(TASK BRIEF):
Return only the number of lines holding the word "right".

(AVAILABLE DATA):

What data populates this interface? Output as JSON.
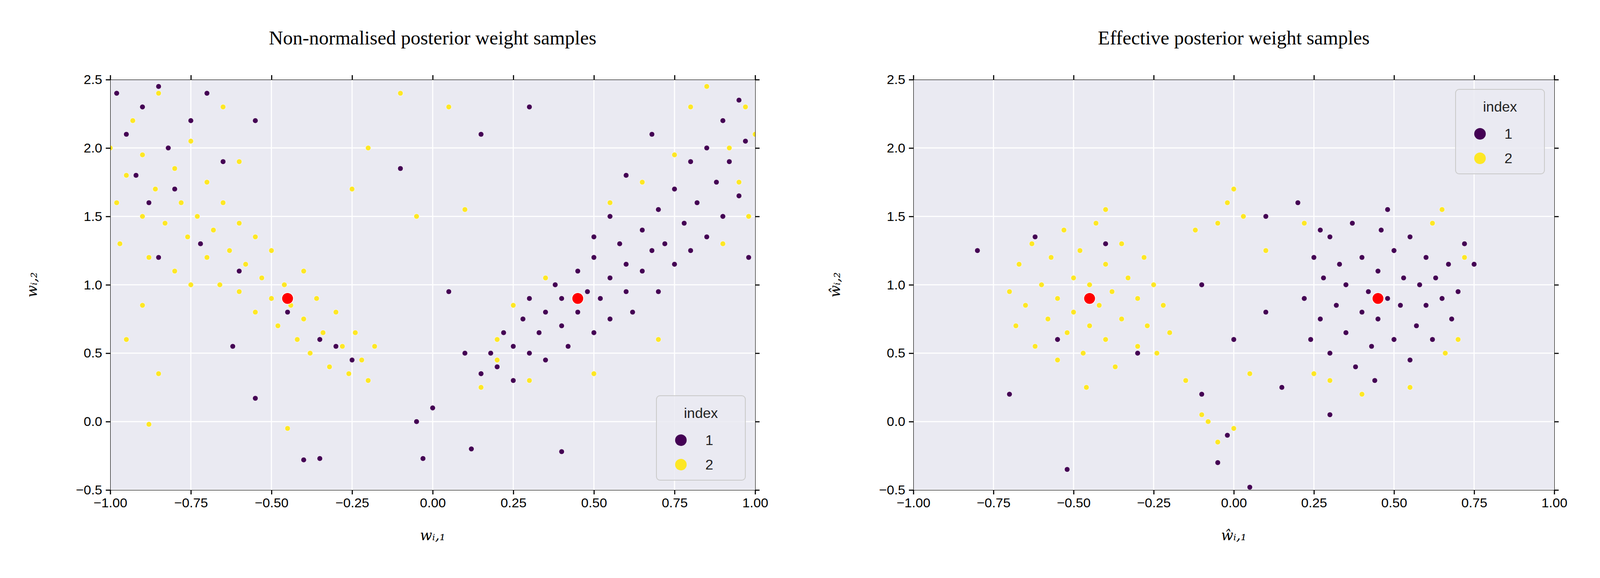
{
  "chart_data": [
    {
      "type": "scatter",
      "title": "Non-normalised posterior weight samples",
      "x_label": "wᵢ,₁",
      "y_label": "wᵢ,₂",
      "xlim": [
        -1,
        1
      ],
      "ylim": [
        -0.5,
        2.5
      ],
      "xticks": [
        {
          "value": -1,
          "label": "−1.00"
        },
        {
          "value": -0.75,
          "label": "−0.75"
        },
        {
          "value": -0.5,
          "label": "−0.50"
        },
        {
          "value": -0.25,
          "label": "−0.25"
        },
        {
          "value": 0,
          "label": "0.00"
        },
        0.25,
        {
          "value": 0.5,
          "label": "0.50"
        },
        0.75,
        {
          "value": 1,
          "label": "1.00"
        }
      ],
      "yticks": [
        {
          "value": -0.5,
          "label": "−0.5"
        },
        {
          "value": 0,
          "label": "0.0"
        },
        0.5,
        {
          "value": 1,
          "label": "1.0"
        },
        1.5,
        {
          "value": 2,
          "label": "2.0"
        },
        2.5
      ],
      "grid": true,
      "legend": "lower right",
      "legend_title": "index",
      "series": [
        {
          "name": "1",
          "color": "#440154",
          "x": [
            0.15,
            0.18,
            0.2,
            0.22,
            0.25,
            0.25,
            0.28,
            0.3,
            0.3,
            0.33,
            0.35,
            0.35,
            0.38,
            0.4,
            0.4,
            0.42,
            0.45,
            0.45,
            0.48,
            0.5,
            0.5,
            0.52,
            0.55,
            0.55,
            0.58,
            0.6,
            0.6,
            0.62,
            0.65,
            0.65,
            0.68,
            0.7,
            0.7,
            0.72,
            0.75,
            0.75,
            0.78,
            0.8,
            0.8,
            0.82,
            0.85,
            0.85,
            0.88,
            0.9,
            0.9,
            0.92,
            0.95,
            0.95,
            0.97,
            0.98,
            0.6,
            0.55,
            0.68,
            0.5,
            -0.98,
            -0.95,
            -0.92,
            -0.9,
            -0.88,
            -0.85,
            -0.82,
            -0.8,
            -0.75,
            -0.72,
            -0.7,
            -0.65,
            -0.6,
            -0.55,
            -0.5,
            -0.45,
            -0.35,
            -0.3,
            -0.25,
            -0.85,
            -0.62,
            -0.55,
            -0.4,
            -0.35,
            -0.05,
            -0.03,
            0.0,
            0.05,
            0.12,
            0.4,
            0.1,
            -0.1,
            0.15,
            0.3
          ],
          "values": [
            0.35,
            0.5,
            0.4,
            0.65,
            0.55,
            0.3,
            0.75,
            0.5,
            0.9,
            0.65,
            0.8,
            0.45,
            1.0,
            0.7,
            0.9,
            0.55,
            1.1,
            0.8,
            0.95,
            0.65,
            1.2,
            0.9,
            1.05,
            0.75,
            1.3,
            0.95,
            1.15,
            0.8,
            1.4,
            1.1,
            1.25,
            0.95,
            1.55,
            1.3,
            1.15,
            1.7,
            1.45,
            1.25,
            1.9,
            1.6,
            1.35,
            2.0,
            1.75,
            1.5,
            2.2,
            1.9,
            1.65,
            2.35,
            2.05,
            1.2,
            1.8,
            1.5,
            2.1,
            1.35,
            2.4,
            2.1,
            1.8,
            2.3,
            1.6,
            2.45,
            2.0,
            1.7,
            2.2,
            1.3,
            2.4,
            1.9,
            1.1,
            2.2,
            0.9,
            0.8,
            0.6,
            0.55,
            0.45,
            1.2,
            0.55,
            0.17,
            -0.28,
            -0.27,
            0.0,
            -0.27,
            0.1,
            0.95,
            -0.2,
            -0.22,
            0.5,
            1.85,
            2.1,
            2.3
          ]
        },
        {
          "name": "2",
          "color": "#fde725",
          "x": [
            -1.0,
            -0.98,
            -0.97,
            -0.95,
            -0.93,
            -0.9,
            -0.9,
            -0.88,
            -0.86,
            -0.85,
            -0.83,
            -0.8,
            -0.8,
            -0.78,
            -0.76,
            -0.75,
            -0.73,
            -0.7,
            -0.7,
            -0.68,
            -0.66,
            -0.65,
            -0.63,
            -0.6,
            -0.6,
            -0.58,
            -0.55,
            -0.55,
            -0.53,
            -0.5,
            -0.5,
            -0.48,
            -0.46,
            -0.44,
            -0.42,
            -0.4,
            -0.4,
            -0.38,
            -0.36,
            -0.34,
            -0.32,
            -0.3,
            -0.28,
            -0.26,
            -0.24,
            -0.22,
            -0.2,
            -0.18,
            -0.6,
            -0.65,
            -0.75,
            -0.9,
            -0.95,
            -0.85,
            0.15,
            0.2,
            0.25,
            0.3,
            0.35,
            0.5,
            0.7,
            0.75,
            0.8,
            0.85,
            0.9,
            0.92,
            0.95,
            0.97,
            0.98,
            1.0,
            0.65,
            0.55,
            0.2,
            -0.88,
            -0.45,
            -0.2,
            -0.1,
            0.05,
            -0.25,
            0.1,
            -0.05
          ],
          "values": [
            2.0,
            1.6,
            1.3,
            1.8,
            2.2,
            1.5,
            1.95,
            1.2,
            1.7,
            2.4,
            1.45,
            1.85,
            1.1,
            1.6,
            1.35,
            2.05,
            1.5,
            1.2,
            1.75,
            1.4,
            1.0,
            1.6,
            1.25,
            1.45,
            0.95,
            1.15,
            1.35,
            0.8,
            1.05,
            0.9,
            1.25,
            0.7,
            1.0,
            0.85,
            0.6,
            1.1,
            0.75,
            0.5,
            0.9,
            0.65,
            0.4,
            0.8,
            0.55,
            0.35,
            0.65,
            0.45,
            0.3,
            0.55,
            1.9,
            2.3,
            1.0,
            0.85,
            0.6,
            0.35,
            0.25,
            0.6,
            0.85,
            0.3,
            1.05,
            0.35,
            0.6,
            1.95,
            2.3,
            2.45,
            1.3,
            2.0,
            1.75,
            2.3,
            1.5,
            2.1,
            1.75,
            1.6,
            0.45,
            -0.02,
            -0.05,
            2.0,
            2.4,
            2.3,
            1.7,
            1.55,
            1.5
          ]
        },
        {
          "color": "red",
          "x": [
            -0.45,
            0.45
          ],
          "values": [
            0.9,
            0.9
          ]
        }
      ]
    },
    {
      "type": "scatter",
      "title": "Effective posterior weight samples",
      "x_label": "ŵᵢ,₁",
      "y_label": "ŵᵢ,₂",
      "xlim": [
        -1,
        1
      ],
      "ylim": [
        -0.5,
        2.5
      ],
      "xticks": [
        {
          "value": -1,
          "label": "−1.00"
        },
        {
          "value": -0.75,
          "label": "−0.75"
        },
        {
          "value": -0.5,
          "label": "−0.50"
        },
        {
          "value": -0.25,
          "label": "−0.25"
        },
        {
          "value": 0,
          "label": "0.00"
        },
        0.25,
        {
          "value": 0.5,
          "label": "0.50"
        },
        0.75,
        {
          "value": 1,
          "label": "1.00"
        }
      ],
      "yticks": [
        {
          "value": -0.5,
          "label": "−0.5"
        },
        {
          "value": 0,
          "label": "0.0"
        },
        0.5,
        {
          "value": 1,
          "label": "1.0"
        },
        1.5,
        {
          "value": 2,
          "label": "2.0"
        },
        2.5
      ],
      "grid": true,
      "legend": "upper right",
      "legend_title": "index",
      "series": [
        {
          "name": "1",
          "color": "#440154",
          "x": [
            0.22,
            0.24,
            0.25,
            0.27,
            0.28,
            0.3,
            0.3,
            0.32,
            0.33,
            0.35,
            0.35,
            0.37,
            0.38,
            0.4,
            0.4,
            0.42,
            0.43,
            0.45,
            0.45,
            0.46,
            0.48,
            0.5,
            0.5,
            0.52,
            0.53,
            0.55,
            0.55,
            0.57,
            0.58,
            0.6,
            0.6,
            0.62,
            0.63,
            0.65,
            0.67,
            0.68,
            0.7,
            0.44,
            0.48,
            0.27,
            -0.62,
            -0.55,
            -0.8,
            -0.7,
            -0.52,
            -0.4,
            -0.3,
            -0.05,
            0.05,
            -0.1,
            0.0,
            0.1,
            0.15,
            0.2,
            -0.02,
            0.3,
            0.72,
            0.75,
            0.1,
            -0.1
          ],
          "values": [
            0.9,
            0.6,
            1.2,
            0.75,
            1.05,
            0.5,
            1.35,
            0.85,
            1.15,
            0.65,
            1.0,
            1.45,
            0.4,
            0.8,
            1.2,
            0.95,
            0.55,
            1.1,
            0.75,
            1.4,
            0.9,
            0.6,
            1.25,
            0.85,
            1.05,
            0.45,
            1.35,
            0.7,
            1.0,
            0.85,
            1.2,
            0.6,
            1.05,
            0.9,
            1.15,
            0.75,
            0.95,
            0.3,
            1.55,
            1.4,
            1.35,
            0.6,
            1.25,
            0.2,
            -0.35,
            1.3,
            0.5,
            -0.3,
            -0.48,
            0.2,
            0.6,
            1.5,
            0.25,
            1.6,
            -0.1,
            0.05,
            1.3,
            1.15,
            0.8,
            1.0
          ]
        },
        {
          "name": "2",
          "color": "#fde725",
          "x": [
            -0.7,
            -0.68,
            -0.67,
            -0.65,
            -0.63,
            -0.62,
            -0.6,
            -0.58,
            -0.57,
            -0.55,
            -0.55,
            -0.53,
            -0.52,
            -0.5,
            -0.5,
            -0.48,
            -0.47,
            -0.45,
            -0.45,
            -0.43,
            -0.42,
            -0.4,
            -0.4,
            -0.38,
            -0.37,
            -0.35,
            -0.35,
            -0.33,
            -0.3,
            -0.3,
            -0.28,
            -0.27,
            -0.25,
            -0.24,
            -0.22,
            -0.2,
            -0.46,
            -0.4,
            0.22,
            0.25,
            0.3,
            0.55,
            0.62,
            0.66,
            0.7,
            0.72,
            0.65,
            0.4,
            0.0,
            -0.02,
            0.03,
            -0.05,
            -0.08,
            -0.1,
            -0.05,
            0.0,
            -0.12,
            0.05,
            0.1,
            -0.15
          ],
          "values": [
            0.95,
            0.7,
            1.15,
            0.85,
            1.3,
            0.55,
            1.0,
            0.75,
            1.2,
            0.45,
            0.9,
            1.4,
            0.65,
            1.05,
            0.8,
            1.25,
            0.5,
            1.0,
            0.7,
            1.45,
            0.85,
            0.6,
            1.15,
            0.95,
            0.4,
            1.3,
            0.75,
            1.05,
            0.55,
            0.9,
            1.2,
            0.7,
            1.0,
            0.5,
            0.85,
            0.65,
            0.25,
            1.55,
            1.45,
            0.35,
            0.3,
            0.25,
            1.45,
            0.5,
            0.6,
            1.2,
            1.55,
            0.2,
            1.7,
            1.6,
            1.5,
            1.45,
            0.0,
            0.05,
            -0.15,
            -0.05,
            1.4,
            0.35,
            1.25,
            0.3
          ]
        },
        {
          "color": "red",
          "x": [
            -0.45,
            0.45
          ],
          "values": [
            0.9,
            0.9
          ]
        }
      ]
    }
  ]
}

(WRITTEN RESPONSE):
2